──────── Record set
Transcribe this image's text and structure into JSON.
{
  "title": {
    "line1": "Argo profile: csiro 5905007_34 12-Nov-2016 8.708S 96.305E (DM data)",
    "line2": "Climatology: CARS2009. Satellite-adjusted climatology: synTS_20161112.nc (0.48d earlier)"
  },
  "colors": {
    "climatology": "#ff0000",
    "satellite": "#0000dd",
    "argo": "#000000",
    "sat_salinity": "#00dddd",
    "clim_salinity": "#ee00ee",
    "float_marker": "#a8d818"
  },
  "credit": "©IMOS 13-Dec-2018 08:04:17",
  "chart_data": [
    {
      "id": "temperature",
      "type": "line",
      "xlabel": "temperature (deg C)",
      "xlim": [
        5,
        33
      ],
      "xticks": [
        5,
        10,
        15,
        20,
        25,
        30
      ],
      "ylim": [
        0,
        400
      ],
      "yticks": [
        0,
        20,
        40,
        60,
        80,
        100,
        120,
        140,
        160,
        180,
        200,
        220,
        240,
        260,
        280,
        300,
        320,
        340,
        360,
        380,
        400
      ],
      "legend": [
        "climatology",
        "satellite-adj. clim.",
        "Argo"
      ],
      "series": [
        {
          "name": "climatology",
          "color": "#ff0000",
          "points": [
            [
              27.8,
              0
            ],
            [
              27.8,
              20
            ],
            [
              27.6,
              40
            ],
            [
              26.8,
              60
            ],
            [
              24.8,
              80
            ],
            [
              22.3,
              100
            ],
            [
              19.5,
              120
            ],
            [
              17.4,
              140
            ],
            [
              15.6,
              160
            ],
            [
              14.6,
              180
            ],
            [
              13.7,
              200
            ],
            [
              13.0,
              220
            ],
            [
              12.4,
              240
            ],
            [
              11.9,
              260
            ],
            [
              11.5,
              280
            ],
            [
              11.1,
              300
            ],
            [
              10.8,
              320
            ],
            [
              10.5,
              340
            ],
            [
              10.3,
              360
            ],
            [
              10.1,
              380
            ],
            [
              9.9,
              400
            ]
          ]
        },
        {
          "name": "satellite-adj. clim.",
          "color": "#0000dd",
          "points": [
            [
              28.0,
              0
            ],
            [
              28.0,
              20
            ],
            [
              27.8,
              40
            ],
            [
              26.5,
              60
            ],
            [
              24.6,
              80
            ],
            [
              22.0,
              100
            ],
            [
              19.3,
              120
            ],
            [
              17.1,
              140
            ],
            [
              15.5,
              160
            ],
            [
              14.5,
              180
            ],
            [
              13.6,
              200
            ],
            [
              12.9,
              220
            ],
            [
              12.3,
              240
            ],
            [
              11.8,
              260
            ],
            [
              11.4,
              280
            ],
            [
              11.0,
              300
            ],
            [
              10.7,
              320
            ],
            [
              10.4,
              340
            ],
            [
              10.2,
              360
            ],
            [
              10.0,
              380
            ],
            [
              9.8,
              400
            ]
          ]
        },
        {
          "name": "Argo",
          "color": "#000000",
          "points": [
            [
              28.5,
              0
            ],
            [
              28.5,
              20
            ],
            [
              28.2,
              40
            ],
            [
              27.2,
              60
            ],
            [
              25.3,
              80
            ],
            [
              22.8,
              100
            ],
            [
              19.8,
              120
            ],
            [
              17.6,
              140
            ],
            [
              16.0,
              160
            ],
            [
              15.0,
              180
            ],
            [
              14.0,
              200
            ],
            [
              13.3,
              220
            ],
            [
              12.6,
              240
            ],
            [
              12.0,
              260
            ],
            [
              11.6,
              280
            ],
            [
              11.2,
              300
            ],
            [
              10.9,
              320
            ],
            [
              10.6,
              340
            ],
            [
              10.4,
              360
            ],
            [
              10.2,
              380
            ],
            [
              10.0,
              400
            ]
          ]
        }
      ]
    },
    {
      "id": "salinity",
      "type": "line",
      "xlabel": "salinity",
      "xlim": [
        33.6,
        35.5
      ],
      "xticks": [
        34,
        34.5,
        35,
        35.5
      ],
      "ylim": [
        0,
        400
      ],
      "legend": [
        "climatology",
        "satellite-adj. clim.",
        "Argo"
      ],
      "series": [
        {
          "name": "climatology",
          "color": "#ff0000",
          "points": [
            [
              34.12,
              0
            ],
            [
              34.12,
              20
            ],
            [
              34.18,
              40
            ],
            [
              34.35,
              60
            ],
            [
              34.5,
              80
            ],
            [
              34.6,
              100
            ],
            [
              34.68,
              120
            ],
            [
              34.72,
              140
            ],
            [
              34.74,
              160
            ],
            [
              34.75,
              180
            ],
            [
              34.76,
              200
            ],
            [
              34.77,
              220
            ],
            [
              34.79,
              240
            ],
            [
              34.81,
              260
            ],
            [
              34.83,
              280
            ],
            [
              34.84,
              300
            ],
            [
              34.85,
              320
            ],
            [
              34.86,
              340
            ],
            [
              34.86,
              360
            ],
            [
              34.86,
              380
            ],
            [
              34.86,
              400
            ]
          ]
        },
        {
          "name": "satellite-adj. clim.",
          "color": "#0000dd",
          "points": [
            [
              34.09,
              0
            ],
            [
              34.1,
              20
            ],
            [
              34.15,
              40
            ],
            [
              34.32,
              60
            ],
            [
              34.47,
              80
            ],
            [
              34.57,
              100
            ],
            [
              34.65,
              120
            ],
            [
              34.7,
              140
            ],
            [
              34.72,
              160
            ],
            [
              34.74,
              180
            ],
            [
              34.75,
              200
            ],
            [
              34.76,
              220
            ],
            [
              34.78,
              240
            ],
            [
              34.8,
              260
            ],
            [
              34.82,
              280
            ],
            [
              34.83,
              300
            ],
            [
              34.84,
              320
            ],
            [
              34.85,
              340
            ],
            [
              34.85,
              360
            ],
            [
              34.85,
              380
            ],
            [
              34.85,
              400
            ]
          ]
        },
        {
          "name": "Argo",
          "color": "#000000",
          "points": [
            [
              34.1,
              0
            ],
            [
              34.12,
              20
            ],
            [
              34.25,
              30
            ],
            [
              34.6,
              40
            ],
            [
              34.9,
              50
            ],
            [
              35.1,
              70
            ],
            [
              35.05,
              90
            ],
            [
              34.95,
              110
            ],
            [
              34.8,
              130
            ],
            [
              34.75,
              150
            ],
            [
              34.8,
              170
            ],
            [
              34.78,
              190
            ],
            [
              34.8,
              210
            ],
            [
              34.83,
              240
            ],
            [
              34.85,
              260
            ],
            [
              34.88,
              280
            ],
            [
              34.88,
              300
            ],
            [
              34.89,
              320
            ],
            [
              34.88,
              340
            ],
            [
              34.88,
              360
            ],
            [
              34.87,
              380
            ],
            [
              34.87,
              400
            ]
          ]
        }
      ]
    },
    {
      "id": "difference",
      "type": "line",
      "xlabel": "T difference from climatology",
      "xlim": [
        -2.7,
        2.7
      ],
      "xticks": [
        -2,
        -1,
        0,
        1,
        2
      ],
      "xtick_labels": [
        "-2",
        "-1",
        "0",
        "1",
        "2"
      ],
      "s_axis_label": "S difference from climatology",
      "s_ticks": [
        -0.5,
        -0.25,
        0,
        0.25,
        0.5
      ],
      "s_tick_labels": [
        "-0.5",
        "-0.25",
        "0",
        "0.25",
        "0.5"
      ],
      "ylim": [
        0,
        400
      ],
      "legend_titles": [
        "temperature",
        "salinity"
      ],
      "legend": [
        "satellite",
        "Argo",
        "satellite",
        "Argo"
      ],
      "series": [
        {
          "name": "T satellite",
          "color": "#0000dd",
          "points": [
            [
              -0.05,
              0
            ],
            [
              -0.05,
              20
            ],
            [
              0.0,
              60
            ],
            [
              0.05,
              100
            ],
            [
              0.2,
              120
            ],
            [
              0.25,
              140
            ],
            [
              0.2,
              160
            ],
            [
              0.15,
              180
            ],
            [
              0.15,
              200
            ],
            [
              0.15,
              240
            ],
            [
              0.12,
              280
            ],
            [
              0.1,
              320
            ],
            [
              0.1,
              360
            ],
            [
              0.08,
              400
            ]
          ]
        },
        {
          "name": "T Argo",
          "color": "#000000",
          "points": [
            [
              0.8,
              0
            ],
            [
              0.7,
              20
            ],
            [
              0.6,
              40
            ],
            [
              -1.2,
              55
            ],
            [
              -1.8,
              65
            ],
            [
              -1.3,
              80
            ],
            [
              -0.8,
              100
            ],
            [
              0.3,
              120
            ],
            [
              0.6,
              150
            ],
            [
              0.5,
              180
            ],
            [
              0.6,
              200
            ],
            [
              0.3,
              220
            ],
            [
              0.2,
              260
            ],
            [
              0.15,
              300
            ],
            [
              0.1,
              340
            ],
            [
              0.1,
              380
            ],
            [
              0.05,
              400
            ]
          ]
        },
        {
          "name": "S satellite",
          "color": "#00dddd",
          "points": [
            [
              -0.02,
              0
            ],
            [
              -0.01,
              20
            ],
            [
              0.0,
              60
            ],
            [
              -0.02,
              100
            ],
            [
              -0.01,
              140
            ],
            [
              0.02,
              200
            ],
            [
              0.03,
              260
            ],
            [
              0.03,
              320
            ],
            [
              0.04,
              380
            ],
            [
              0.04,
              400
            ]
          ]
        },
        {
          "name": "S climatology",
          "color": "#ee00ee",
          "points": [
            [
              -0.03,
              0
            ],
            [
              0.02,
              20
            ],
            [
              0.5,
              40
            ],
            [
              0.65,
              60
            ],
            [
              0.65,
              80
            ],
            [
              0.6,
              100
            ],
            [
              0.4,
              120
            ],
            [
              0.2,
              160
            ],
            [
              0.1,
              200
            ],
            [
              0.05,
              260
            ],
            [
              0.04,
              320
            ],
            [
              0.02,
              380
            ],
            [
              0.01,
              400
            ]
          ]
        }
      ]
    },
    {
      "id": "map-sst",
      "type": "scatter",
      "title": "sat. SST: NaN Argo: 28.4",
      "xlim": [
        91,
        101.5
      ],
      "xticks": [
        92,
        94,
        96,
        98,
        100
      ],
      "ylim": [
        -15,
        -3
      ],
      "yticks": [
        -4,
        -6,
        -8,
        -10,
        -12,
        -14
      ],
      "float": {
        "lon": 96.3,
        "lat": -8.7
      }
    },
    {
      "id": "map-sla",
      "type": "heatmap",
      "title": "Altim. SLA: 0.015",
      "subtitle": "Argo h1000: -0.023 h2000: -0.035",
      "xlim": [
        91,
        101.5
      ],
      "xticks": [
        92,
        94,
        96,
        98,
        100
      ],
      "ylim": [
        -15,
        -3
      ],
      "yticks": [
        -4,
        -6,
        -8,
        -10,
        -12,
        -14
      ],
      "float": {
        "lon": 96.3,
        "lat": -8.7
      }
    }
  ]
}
────────────────
Exercise instructions - Look above for lines with the word "from" and copy them all.

Solution to this problem -
      "xlabel": "T difference from climatology",
      "s_axis_label": "S difference from climatology",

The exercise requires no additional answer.